▸ **Exercise brief**:
Return the complete listing that follows, with each line reproduced exactly.

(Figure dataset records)

## START

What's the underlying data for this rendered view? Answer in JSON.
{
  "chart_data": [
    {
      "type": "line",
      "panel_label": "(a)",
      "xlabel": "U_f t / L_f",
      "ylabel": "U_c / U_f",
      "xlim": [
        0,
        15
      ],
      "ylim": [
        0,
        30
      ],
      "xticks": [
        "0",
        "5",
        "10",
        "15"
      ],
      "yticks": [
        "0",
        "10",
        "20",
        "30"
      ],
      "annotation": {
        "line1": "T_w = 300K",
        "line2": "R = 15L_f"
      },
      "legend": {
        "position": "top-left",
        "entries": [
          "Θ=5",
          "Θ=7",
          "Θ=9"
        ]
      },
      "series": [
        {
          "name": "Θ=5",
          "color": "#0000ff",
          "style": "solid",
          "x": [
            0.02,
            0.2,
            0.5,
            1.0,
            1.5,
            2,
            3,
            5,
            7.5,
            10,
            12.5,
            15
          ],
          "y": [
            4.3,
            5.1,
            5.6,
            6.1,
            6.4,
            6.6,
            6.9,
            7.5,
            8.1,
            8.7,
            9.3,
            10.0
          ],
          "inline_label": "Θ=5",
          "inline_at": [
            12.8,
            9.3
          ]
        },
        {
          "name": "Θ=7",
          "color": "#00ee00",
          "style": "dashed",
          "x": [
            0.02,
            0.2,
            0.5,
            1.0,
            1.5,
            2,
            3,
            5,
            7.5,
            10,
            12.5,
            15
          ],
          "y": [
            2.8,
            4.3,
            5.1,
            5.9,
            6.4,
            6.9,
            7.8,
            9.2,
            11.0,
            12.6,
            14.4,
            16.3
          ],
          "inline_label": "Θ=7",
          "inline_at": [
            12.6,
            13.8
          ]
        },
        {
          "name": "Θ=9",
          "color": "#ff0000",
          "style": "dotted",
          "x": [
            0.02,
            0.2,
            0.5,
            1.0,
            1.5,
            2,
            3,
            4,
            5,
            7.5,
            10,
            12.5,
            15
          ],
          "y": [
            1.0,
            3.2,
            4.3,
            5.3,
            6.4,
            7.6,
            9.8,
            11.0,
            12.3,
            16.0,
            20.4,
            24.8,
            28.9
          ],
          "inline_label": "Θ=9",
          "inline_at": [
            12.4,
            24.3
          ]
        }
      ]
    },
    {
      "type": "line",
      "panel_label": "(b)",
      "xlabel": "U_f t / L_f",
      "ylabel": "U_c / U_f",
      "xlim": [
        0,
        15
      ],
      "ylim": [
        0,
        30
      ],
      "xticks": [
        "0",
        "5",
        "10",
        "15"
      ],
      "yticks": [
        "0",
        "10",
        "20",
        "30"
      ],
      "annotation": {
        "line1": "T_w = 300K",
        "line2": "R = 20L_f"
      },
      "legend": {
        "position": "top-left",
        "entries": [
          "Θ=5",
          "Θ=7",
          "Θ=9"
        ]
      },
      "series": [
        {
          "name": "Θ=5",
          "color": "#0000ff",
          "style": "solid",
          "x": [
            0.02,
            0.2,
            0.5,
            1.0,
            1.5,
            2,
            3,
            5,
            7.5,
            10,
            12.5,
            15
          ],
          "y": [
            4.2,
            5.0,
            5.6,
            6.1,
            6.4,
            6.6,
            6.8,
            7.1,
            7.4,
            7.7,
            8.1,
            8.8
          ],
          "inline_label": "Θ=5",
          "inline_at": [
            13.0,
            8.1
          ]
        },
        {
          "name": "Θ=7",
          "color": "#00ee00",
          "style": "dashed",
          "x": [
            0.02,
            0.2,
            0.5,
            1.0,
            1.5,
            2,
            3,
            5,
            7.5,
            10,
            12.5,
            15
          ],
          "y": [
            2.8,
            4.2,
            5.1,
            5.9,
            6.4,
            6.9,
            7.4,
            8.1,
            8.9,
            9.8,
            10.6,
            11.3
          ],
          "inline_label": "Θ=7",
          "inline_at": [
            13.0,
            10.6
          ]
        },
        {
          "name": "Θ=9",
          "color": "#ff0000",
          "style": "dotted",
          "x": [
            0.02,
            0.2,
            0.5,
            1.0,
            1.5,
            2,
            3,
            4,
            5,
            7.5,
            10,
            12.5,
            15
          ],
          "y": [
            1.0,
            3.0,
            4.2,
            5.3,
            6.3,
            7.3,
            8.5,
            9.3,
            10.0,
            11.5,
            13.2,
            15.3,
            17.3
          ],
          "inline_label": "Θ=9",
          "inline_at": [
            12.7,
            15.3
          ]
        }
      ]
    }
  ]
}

## END

▸ **Written response**:
What's the underlying data for this rendered view? Answer in JSON.
{
  "chart_data": [
    {
      "type": "line",
      "panel_label": "(a)",
      "xlabel": "U_f t / L_f",
      "ylabel": "U_c / U_f",
      "xlim": [
        0,
        15
      ],
      "ylim": [
        0,
        30
      ],
      "xticks": [
        "0",
        "5",
        "10",
        "15"
      ],
      "yticks": [
        "0",
        "10",
        "20",
        "30"
      ],
      "annotation": {
        "line1": "T_w = 300K",
        "line2": "R = 15L_f"
      },
      "legend": {
        "position": "top-left",
        "entries": [
          "Θ=5",
          "Θ=7",
          "Θ=9"
        ]
      },
      "series": [
        {
          "name": "Θ=5",
          "color": "#0000ff",
          "style": "solid",
          "x": [
            0.02,
            0.2,
            0.5,
            1.0,
            1.5,
            2,
            3,
            5,
            7.5,
            10,
            12.5,
            15
          ],
          "y": [
            4.3,
            5.1,
            5.6,
            6.1,
            6.4,
            6.6,
            6.9,
            7.5,
            8.1,
            8.7,
            9.3,
            10.0
          ],
          "inline_label": "Θ=5",
          "inline_at": [
            12.8,
            9.3
          ]
        },
        {
          "name": "Θ=7",
          "color": "#00ee00",
          "style": "dashed",
          "x": [
            0.02,
            0.2,
            0.5,
            1.0,
            1.5,
            2,
            3,
            5,
            7.5,
            10,
            12.5,
            15
          ],
          "y": [
            2.8,
            4.3,
            5.1,
            5.9,
            6.4,
            6.9,
            7.8,
            9.2,
            11.0,
            12.6,
            14.4,
            16.3
          ],
          "inline_label": "Θ=7",
          "inline_at": [
            12.6,
            13.8
          ]
        },
        {
          "name": "Θ=9",
          "color": "#ff0000",
          "style": "dotted",
          "x": [
            0.02,
            0.2,
            0.5,
            1.0,
            1.5,
            2,
            3,
            4,
            5,
            7.5,
            10,
            12.5,
            15
          ],
          "y": [
            1.0,
            3.2,
            4.3,
            5.3,
            6.4,
            7.6,
            9.8,
            11.0,
            12.3,
            16.0,
            20.4,
            24.8,
            28.9
          ],
          "inline_label": "Θ=9",
          "inline_at": [
            12.4,
            24.3
          ]
        }
      ]
    },
    {
      "type": "line",
      "panel_label": "(b)",
      "xlabel": "U_f t / L_f",
      "ylabel": "U_c / U_f",
      "xlim": [
        0,
        15
      ],
      "ylim": [
        0,
        30
      ],
      "xticks": [
        "0",
        "5",
        "10",
        "15"
      ],
      "yticks": [
        "0",
        "10",
        "20",
        "30"
      ],
      "annotation": {
        "line1": "T_w = 300K",
        "line2": "R = 20L_f"
      },
      "legend": {
        "position": "top-left",
        "entries": [
          "Θ=5",
          "Θ=7",
          "Θ=9"
        ]
      },
      "series": [
        {
          "name": "Θ=5",
          "color": "#0000ff",
          "style": "solid",
          "x": [
            0.02,
            0.2,
            0.5,
            1.0,
            1.5,
            2,
            3,
            5,
            7.5,
            10,
            12.5,
            15
          ],
          "y": [
            4.2,
            5.0,
            5.6,
            6.1,
            6.4,
            6.6,
            6.8,
            7.1,
            7.4,
            7.7,
            8.1,
            8.8
          ],
          "inline_label": "Θ=5",
          "inline_at": [
            13.0,
            8.1
          ]
        },
        {
          "name": "Θ=7",
          "color": "#00ee00",
          "style": "dashed",
          "x": [
            0.02,
            0.2,
            0.5,
            1.0,
            1.5,
            2,
            3,
            5,
            7.5,
            10,
            12.5,
            15
          ],
          "y": [
            2.8,
            4.2,
            5.1,
            5.9,
            6.4,
            6.9,
            7.4,
            8.1,
            8.9,
            9.8,
            10.6,
            11.3
          ],
          "inline_label": "Θ=7",
          "inline_at": [
            13.0,
            10.6
          ]
        },
        {
          "name": "Θ=9",
          "color": "#ff0000",
          "style": "dotted",
          "x": [
            0.02,
            0.2,
            0.5,
            1.0,
            1.5,
            2,
            3,
            4,
            5,
            7.5,
            10,
            12.5,
            15
          ],
          "y": [
            1.0,
            3.0,
            4.2,
            5.3,
            6.3,
            7.3,
            8.5,
            9.3,
            10.0,
            11.5,
            13.2,
            15.3,
            17.3
          ],
          "inline_label": "Θ=9",
          "inline_at": [
            12.7,
            15.3
          ]
        }
      ]
    }
  ]
}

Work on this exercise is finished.